Collection entries
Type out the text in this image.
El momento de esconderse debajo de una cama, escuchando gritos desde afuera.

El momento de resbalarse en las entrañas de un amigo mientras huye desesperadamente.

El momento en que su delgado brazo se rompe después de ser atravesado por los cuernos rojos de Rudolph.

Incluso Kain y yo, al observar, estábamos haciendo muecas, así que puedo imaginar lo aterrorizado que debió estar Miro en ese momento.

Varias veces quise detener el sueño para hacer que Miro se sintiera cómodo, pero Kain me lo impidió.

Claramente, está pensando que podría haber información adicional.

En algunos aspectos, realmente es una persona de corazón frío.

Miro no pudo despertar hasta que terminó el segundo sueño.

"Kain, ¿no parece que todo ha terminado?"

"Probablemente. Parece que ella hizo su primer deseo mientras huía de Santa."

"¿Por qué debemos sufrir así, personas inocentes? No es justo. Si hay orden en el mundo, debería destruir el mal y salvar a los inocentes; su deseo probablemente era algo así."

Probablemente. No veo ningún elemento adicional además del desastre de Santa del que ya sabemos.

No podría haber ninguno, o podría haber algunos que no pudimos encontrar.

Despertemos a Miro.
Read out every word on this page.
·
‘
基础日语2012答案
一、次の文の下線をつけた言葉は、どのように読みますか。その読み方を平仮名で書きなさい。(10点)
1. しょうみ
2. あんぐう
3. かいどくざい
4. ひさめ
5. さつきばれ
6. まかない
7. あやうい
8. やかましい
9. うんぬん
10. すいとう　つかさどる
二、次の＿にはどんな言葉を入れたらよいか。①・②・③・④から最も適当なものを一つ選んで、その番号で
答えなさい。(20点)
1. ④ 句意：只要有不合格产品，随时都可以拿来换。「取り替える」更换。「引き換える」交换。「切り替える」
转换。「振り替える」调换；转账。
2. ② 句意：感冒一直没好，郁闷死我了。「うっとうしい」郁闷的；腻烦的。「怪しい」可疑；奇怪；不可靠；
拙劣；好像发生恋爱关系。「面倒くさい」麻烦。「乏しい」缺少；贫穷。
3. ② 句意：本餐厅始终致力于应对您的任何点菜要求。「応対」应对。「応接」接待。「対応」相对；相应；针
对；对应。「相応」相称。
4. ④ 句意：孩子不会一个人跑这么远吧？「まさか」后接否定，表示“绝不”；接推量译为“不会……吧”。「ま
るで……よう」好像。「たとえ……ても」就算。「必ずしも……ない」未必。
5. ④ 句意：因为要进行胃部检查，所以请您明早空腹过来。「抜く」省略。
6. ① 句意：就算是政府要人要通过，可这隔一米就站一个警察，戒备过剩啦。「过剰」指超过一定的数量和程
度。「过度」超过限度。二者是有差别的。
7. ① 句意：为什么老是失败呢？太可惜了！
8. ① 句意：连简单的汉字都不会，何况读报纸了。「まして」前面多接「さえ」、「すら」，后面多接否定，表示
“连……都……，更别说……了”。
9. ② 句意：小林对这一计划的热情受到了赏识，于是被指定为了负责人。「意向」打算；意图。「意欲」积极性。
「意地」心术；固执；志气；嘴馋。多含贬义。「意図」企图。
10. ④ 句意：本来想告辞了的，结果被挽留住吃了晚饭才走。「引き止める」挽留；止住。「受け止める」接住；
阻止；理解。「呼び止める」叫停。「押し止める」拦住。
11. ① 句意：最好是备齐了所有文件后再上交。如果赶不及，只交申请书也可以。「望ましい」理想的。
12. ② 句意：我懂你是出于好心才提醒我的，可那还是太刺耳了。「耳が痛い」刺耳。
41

Exercise requirements
Reproduce, exactly and with nothing added, the lines from the one that includes "Read out every word on this page." through the last line of the material.

Complete response
Read out every word on this page.
·
‘
基础日语2012答案
一、次の文の下線をつけた言葉は、どのように読みますか。その読み方を平仮名で書きなさい。(10点)
1. しょうみ
2. あんぐう
3. かいどくざい
4. ひさめ
5. さつきばれ
6. まかない
7. あやうい
8. やかましい
9. うんぬん
10. すいとう　つかさどる
二、次の＿にはどんな言葉を入れたらよいか。①・②・③・④から最も適当なものを一つ選んで、その番号で
答えなさい。(20点)
1. ④ 句意：只要有不合格产品，随时都可以拿来换。「取り替える」更换。「引き換える」交换。「切り替える」
转换。「振り替える」调换；转账。
2. ② 句意：感冒一直没好，郁闷死我了。「うっとうしい」郁闷的；腻烦的。「怪しい」可疑；奇怪；不可靠；
拙劣；好像发生恋爱关系。「面倒くさい」麻烦。「乏しい」缺少；贫穷。
3. ② 句意：本餐厅始终致力于应对您的任何点菜要求。「応対」应对。「応接」接待。「対応」相对；相应；针
对；对应。「相応」相称。
4. ④ 句意：孩子不会一个人跑这么远吧？「まさか」后接否定，表示“绝不”；接推量译为“不会……吧”。「ま
るで……よう」好像。「たとえ……ても」就算。「必ずしも……ない」未必。
5. ④ 句意：因为要进行胃部检查，所以请您明早空腹过来。「抜く」省略。
6. ① 句意：就算是政府要人要通过，可这隔一米就站一个警察，戒备过剩啦。「过剰」指超过一定的数量和程
度。「过度」超过限度。二者是有差别的。
7. ① 句意：为什么老是失败呢？太可惜了！
8. ① 句意：连简单的汉字都不会，何况读报纸了。「まして」前面多接「さえ」、「すら」，后面多接否定，表示
“连……都……，更别说……了”。
9. ② 句意：小林对这一计划的热情受到了赏识，于是被指定为了负责人。「意向」打算；意图。「意欲」积极性。
「意地」心术；固执；志气；嘴馋。多含贬义。「意図」企图。
10. ④ 句意：本来想告辞了的，结果被挽留住吃了晚饭才走。「引き止める」挽留；止住。「受け止める」接住；
阻止；理解。「呼び止める」叫停。「押し止める」拦住。
11. ① 句意：最好是备齐了所有文件后再上交。如果赶不及，只交申请书也可以。「望ましい」理想的。
12. ② 句意：我懂你是出于好心才提醒我的，可那还是太刺耳了。「耳が痛い」刺耳。
41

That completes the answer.